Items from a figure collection
>> Begin
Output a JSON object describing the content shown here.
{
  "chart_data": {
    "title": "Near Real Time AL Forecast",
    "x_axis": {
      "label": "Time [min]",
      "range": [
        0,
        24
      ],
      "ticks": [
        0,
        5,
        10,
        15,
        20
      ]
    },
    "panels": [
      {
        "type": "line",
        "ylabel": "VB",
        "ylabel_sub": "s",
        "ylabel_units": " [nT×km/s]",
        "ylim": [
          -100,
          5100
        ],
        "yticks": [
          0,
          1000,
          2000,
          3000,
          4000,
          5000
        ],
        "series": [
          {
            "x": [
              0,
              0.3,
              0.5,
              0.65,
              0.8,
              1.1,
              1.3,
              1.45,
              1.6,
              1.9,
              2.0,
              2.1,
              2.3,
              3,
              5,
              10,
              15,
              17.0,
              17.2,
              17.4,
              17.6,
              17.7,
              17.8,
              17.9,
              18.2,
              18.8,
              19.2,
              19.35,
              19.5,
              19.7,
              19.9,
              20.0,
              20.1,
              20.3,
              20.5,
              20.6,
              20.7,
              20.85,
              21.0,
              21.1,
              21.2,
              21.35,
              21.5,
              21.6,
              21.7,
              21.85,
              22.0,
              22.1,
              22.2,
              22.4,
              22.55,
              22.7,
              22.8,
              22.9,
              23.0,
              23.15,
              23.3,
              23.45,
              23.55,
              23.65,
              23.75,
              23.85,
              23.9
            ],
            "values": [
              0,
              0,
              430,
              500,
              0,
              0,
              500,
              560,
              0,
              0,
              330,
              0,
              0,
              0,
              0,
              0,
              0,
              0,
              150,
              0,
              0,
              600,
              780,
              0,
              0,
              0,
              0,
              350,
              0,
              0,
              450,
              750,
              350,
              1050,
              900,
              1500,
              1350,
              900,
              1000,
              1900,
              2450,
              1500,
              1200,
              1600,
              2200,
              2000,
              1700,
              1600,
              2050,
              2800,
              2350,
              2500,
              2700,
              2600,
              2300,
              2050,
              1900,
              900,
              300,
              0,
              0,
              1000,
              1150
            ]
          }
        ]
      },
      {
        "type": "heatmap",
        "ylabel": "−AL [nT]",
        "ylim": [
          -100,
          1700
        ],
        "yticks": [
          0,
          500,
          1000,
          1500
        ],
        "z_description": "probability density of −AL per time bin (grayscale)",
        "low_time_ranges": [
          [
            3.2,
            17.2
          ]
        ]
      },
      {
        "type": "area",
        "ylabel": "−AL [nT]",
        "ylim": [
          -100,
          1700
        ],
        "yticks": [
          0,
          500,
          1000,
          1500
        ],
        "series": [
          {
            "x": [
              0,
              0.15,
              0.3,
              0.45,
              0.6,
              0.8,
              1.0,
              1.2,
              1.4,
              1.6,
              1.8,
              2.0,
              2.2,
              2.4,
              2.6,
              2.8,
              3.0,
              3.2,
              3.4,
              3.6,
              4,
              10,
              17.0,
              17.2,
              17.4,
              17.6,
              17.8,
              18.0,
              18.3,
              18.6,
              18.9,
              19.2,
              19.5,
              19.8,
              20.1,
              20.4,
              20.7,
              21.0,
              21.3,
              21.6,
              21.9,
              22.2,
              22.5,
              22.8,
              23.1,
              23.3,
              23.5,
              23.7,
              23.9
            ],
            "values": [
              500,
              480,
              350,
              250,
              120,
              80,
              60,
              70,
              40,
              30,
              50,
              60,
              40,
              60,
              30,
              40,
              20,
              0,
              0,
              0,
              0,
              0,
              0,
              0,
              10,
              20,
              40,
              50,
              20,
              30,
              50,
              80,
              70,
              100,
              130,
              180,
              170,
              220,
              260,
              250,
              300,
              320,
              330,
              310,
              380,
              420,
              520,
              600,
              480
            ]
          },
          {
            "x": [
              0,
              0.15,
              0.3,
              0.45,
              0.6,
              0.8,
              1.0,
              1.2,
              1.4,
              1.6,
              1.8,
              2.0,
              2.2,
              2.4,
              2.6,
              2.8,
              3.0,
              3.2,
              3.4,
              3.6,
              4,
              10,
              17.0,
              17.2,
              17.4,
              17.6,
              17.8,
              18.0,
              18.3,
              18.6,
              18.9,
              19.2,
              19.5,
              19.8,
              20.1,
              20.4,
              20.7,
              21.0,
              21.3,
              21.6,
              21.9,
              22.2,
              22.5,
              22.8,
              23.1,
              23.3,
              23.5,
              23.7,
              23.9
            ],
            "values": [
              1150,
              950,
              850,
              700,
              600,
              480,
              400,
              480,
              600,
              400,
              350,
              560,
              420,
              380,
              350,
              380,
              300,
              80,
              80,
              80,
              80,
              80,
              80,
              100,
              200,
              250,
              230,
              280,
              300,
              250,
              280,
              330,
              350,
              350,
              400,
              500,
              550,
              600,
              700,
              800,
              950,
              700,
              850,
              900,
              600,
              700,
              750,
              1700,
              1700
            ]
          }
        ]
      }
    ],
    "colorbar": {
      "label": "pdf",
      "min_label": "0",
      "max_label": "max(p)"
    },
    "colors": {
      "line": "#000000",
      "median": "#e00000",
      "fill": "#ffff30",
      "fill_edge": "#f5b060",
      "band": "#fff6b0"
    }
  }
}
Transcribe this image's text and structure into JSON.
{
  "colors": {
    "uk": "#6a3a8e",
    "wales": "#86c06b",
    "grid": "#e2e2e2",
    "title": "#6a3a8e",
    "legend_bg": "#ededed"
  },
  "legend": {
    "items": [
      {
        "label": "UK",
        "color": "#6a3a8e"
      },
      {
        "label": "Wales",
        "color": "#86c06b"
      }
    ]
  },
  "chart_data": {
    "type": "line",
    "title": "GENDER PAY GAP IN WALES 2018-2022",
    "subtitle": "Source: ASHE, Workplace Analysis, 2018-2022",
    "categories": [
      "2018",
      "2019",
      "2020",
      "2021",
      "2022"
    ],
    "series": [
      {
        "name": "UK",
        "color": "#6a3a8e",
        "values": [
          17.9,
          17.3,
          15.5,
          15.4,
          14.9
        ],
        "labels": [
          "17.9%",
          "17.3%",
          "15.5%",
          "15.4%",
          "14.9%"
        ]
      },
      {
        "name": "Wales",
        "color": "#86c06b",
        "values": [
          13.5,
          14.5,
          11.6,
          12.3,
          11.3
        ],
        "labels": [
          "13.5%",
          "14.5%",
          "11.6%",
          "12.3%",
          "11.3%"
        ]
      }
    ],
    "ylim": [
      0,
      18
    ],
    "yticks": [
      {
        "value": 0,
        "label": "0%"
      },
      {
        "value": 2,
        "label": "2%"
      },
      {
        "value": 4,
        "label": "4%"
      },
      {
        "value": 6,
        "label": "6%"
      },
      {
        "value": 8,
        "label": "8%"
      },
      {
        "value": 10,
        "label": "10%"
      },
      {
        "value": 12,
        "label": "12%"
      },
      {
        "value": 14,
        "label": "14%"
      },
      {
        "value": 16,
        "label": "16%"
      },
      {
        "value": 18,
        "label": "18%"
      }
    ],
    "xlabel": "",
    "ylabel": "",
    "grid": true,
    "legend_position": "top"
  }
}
>> End
• [Requirement]:
Go through the records above and set each one down exactly, please.

• [Correct result]:
Output a JSON object describing the content shown here.
{
  "chart_data": {
    "title": "Near Real Time AL Forecast",
    "x_axis": {
      "label": "Time [min]",
      "range": [
        0,
        24
      ],
      "ticks": [
        0,
        5,
        10,
        15,
        20
      ]
    },
    "panels": [
      {
        "type": "line",
        "ylabel": "VB",
        "ylabel_sub": "s",
        "ylabel_units": " [nT×km/s]",
        "ylim": [
          -100,
          5100
        ],
        "yticks": [
          0,
          1000,
          2000,
          3000,
          4000,
          5000
        ],
        "series": [
          {
            "x": [
              0,
              0.3,
              0.5,
              0.65,
              0.8,
              1.1,
              1.3,
              1.45,
              1.6,
              1.9,
              2.0,
              2.1,
              2.3,
              3,
              5,
              10,
              15,
              17.0,
              17.2,
              17.4,
              17.6,
              17.7,
              17.8,
              17.9,
              18.2,
              18.8,
              19.2,
              19.35,
              19.5,
              19.7,
              19.9,
              20.0,
              20.1,
              20.3,
              20.5,
              20.6,
              20.7,
              20.85,
              21.0,
              21.1,
              21.2,
              21.35,
              21.5,
              21.6,
              21.7,
              21.85,
              22.0,
              22.1,
              22.2,
              22.4,
              22.55,
              22.7,
              22.8,
              22.9,
              23.0,
              23.15,
              23.3,
              23.45,
              23.55,
              23.65,
              23.75,
              23.85,
              23.9
            ],
            "values": [
              0,
              0,
              430,
              500,
              0,
              0,
              500,
              560,
              0,
              0,
              330,
              0,
              0,
              0,
              0,
              0,
              0,
              0,
              150,
              0,
              0,
              600,
              780,
              0,
              0,
              0,
              0,
              350,
              0,
              0,
              450,
              750,
              350,
              1050,
              900,
              1500,
              1350,
              900,
              1000,
              1900,
              2450,
              1500,
              1200,
              1600,
              2200,
              2000,
              1700,
              1600,
              2050,
              2800,
              2350,
              2500,
              2700,
              2600,
              2300,
              2050,
              1900,
              900,
              300,
              0,
              0,
              1000,
              1150
            ]
          }
        ]
      },
      {
        "type": "heatmap",
        "ylabel": "−AL [nT]",
        "ylim": [
          -100,
          1700
        ],
        "yticks": [
          0,
          500,
          1000,
          1500
        ],
        "z_description": "probability density of −AL per time bin (grayscale)",
        "low_time_ranges": [
          [
            3.2,
            17.2
          ]
        ]
      },
      {
        "type": "area",
        "ylabel": "−AL [nT]",
        "ylim": [
          -100,
          1700
        ],
        "yticks": [
          0,
          500,
          1000,
          1500
        ],
        "series": [
          {
            "x": [
              0,
              0.15,
              0.3,
              0.45,
              0.6,
              0.8,
              1.0,
              1.2,
              1.4,
              1.6,
              1.8,
              2.0,
              2.2,
              2.4,
              2.6,
              2.8,
              3.0,
              3.2,
              3.4,
              3.6,
              4,
              10,
              17.0,
              17.2,
              17.4,
              17.6,
              17.8,
              18.0,
              18.3,
              18.6,
              18.9,
              19.2,
              19.5,
              19.8,
              20.1,
              20.4,
              20.7,
              21.0,
              21.3,
              21.6,
              21.9,
              22.2,
              22.5,
              22.8,
              23.1,
              23.3,
              23.5,
              23.7,
              23.9
            ],
            "values": [
              500,
              480,
              350,
              250,
              120,
              80,
              60,
              70,
              40,
              30,
              50,
              60,
              40,
              60,
              30,
              40,
              20,
              0,
              0,
              0,
              0,
              0,
              0,
              0,
              10,
              20,
              40,
              50,
              20,
              30,
              50,
              80,
              70,
              100,
              130,
              180,
              170,
              220,
              260,
              250,
              300,
              320,
              330,
              310,
              380,
              420,
              520,
              600,
              480
            ]
          },
          {
            "x": [
              0,
              0.15,
              0.3,
              0.45,
              0.6,
              0.8,
              1.0,
              1.2,
              1.4,
              1.6,
              1.8,
              2.0,
              2.2,
              2.4,
              2.6,
              2.8,
              3.0,
              3.2,
              3.4,
              3.6,
              4,
              10,
              17.0,
              17.2,
              17.4,
              17.6,
              17.8,
              18.0,
              18.3,
              18.6,
              18.9,
              19.2,
              19.5,
              19.8,
              20.1,
              20.4,
              20.7,
              21.0,
              21.3,
              21.6,
              21.9,
              22.2,
              22.5,
              22.8,
              23.1,
              23.3,
              23.5,
              23.7,
              23.9
            ],
            "values": [
              1150,
              950,
              850,
              700,
              600,
              480,
              400,
              480,
              600,
              400,
              350,
              560,
              420,
              380,
              350,
              380,
              300,
              80,
              80,
              80,
              80,
              80,
              80,
              100,
              200,
              250,
              230,
              280,
              300,
              250,
              280,
              330,
              350,
              350,
              400,
              500,
              550,
              600,
              700,
              800,
              950,
              700,
              850,
              900,
              600,
              700,
              750,
              1700,
              1700
            ]
          }
        ]
      }
    ],
    "colorbar": {
      "label": "pdf",
      "min_label": "0",
      "max_label": "max(p)"
    },
    "colors": {
      "line": "#000000",
      "median": "#e00000",
      "fill": "#ffff30",
      "fill_edge": "#f5b060",
      "band": "#fff6b0"
    }
  }
}
Transcribe this image's text and structure into JSON.
{
  "colors": {
    "uk": "#6a3a8e",
    "wales": "#86c06b",
    "grid": "#e2e2e2",
    "title": "#6a3a8e",
    "legend_bg": "#ededed"
  },
  "legend": {
    "items": [
      {
        "label": "UK",
        "color": "#6a3a8e"
      },
      {
        "label": "Wales",
        "color": "#86c06b"
      }
    ]
  },
  "chart_data": {
    "type": "line",
    "title": "GENDER PAY GAP IN WALES 2018-2022",
    "subtitle": "Source: ASHE, Workplace Analysis, 2018-2022",
    "categories": [
      "2018",
      "2019",
      "2020",
      "2021",
      "2022"
    ],
    "series": [
      {
        "name": "UK",
        "color": "#6a3a8e",
        "values": [
          17.9,
          17.3,
          15.5,
          15.4,
          14.9
        ],
        "labels": [
          "17.9%",
          "17.3%",
          "15.5%",
          "15.4%",
          "14.9%"
        ]
      },
      {
        "name": "Wales",
        "color": "#86c06b",
        "values": [
          13.5,
          14.5,
          11.6,
          12.3,
          11.3
        ],
        "labels": [
          "13.5%",
          "14.5%",
          "11.6%",
          "12.3%",
          "11.3%"
        ]
      }
    ],
    "ylim": [
      0,
      18
    ],
    "yticks": [
      {
        "value": 0,
        "label": "0%"
      },
      {
        "value": 2,
        "label": "2%"
      },
      {
        "value": 4,
        "label": "4%"
      },
      {
        "value": 6,
        "label": "6%"
      },
      {
        "value": 8,
        "label": "8%"
      },
      {
        "value": 10,
        "label": "10%"
      },
      {
        "value": 12,
        "label": "12%"
      },
      {
        "value": 14,
        "label": "14%"
      },
      {
        "value": 16,
        "label": "16%"
      },
      {
        "value": 18,
        "label": "18%"
      }
    ],
    "xlabel": "",
    "ylabel": "",
    "grid": true,
    "legend_position": "top"
  }
}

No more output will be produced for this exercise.